Repeat the whole of the data, keeping every detail the same.

── GIVEN RECORDS ──

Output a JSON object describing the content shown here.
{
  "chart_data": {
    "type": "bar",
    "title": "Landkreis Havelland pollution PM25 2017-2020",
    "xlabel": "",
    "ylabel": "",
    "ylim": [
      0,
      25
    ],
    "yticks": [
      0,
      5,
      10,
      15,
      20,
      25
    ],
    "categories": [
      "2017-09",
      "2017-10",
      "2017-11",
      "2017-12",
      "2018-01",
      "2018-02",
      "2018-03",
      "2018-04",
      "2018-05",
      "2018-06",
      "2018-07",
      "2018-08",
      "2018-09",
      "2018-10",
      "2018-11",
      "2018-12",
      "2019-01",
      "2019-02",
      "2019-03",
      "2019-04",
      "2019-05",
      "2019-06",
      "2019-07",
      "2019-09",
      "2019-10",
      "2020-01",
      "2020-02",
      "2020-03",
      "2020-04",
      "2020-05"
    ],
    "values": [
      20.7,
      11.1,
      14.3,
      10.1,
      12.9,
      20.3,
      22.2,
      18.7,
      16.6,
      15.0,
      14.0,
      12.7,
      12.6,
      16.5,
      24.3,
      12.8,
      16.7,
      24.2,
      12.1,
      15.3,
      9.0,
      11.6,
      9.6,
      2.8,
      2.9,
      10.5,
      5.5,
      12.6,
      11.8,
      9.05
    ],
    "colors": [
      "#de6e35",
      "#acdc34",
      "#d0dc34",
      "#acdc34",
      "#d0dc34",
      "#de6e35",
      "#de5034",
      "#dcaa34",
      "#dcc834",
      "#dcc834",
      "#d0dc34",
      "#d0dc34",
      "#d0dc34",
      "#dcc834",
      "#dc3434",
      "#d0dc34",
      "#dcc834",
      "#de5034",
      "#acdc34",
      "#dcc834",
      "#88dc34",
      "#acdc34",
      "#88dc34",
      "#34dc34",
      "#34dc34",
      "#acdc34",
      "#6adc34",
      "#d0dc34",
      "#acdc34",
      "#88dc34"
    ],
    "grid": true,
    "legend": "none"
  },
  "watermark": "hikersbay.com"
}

───

*WRITTEN ANSWER*
Output a JSON object describing the content shown here.
{
  "chart_data": {
    "type": "bar",
    "title": "Landkreis Havelland pollution PM25 2017-2020",
    "xlabel": "",
    "ylabel": "",
    "ylim": [
      0,
      25
    ],
    "yticks": [
      0,
      5,
      10,
      15,
      20,
      25
    ],
    "categories": [
      "2017-09",
      "2017-10",
      "2017-11",
      "2017-12",
      "2018-01",
      "2018-02",
      "2018-03",
      "2018-04",
      "2018-05",
      "2018-06",
      "2018-07",
      "2018-08",
      "2018-09",
      "2018-10",
      "2018-11",
      "2018-12",
      "2019-01",
      "2019-02",
      "2019-03",
      "2019-04",
      "2019-05",
      "2019-06",
      "2019-07",
      "2019-09",
      "2019-10",
      "2020-01",
      "2020-02",
      "2020-03",
      "2020-04",
      "2020-05"
    ],
    "values": [
      20.7,
      11.1,
      14.3,
      10.1,
      12.9,
      20.3,
      22.2,
      18.7,
      16.6,
      15.0,
      14.0,
      12.7,
      12.6,
      16.5,
      24.3,
      12.8,
      16.7,
      24.2,
      12.1,
      15.3,
      9.0,
      11.6,
      9.6,
      2.8,
      2.9,
      10.5,
      5.5,
      12.6,
      11.8,
      9.05
    ],
    "colors": [
      "#de6e35",
      "#acdc34",
      "#d0dc34",
      "#acdc34",
      "#d0dc34",
      "#de6e35",
      "#de5034",
      "#dcaa34",
      "#dcc834",
      "#dcc834",
      "#d0dc34",
      "#d0dc34",
      "#d0dc34",
      "#dcc834",
      "#dc3434",
      "#d0dc34",
      "#dcc834",
      "#de5034",
      "#acdc34",
      "#dcc834",
      "#88dc34",
      "#acdc34",
      "#88dc34",
      "#34dc34",
      "#34dc34",
      "#acdc34",
      "#6adc34",
      "#d0dc34",
      "#acdc34",
      "#88dc34"
    ],
    "grid": true,
    "legend": "none"
  },
  "watermark": "hikersbay.com"
}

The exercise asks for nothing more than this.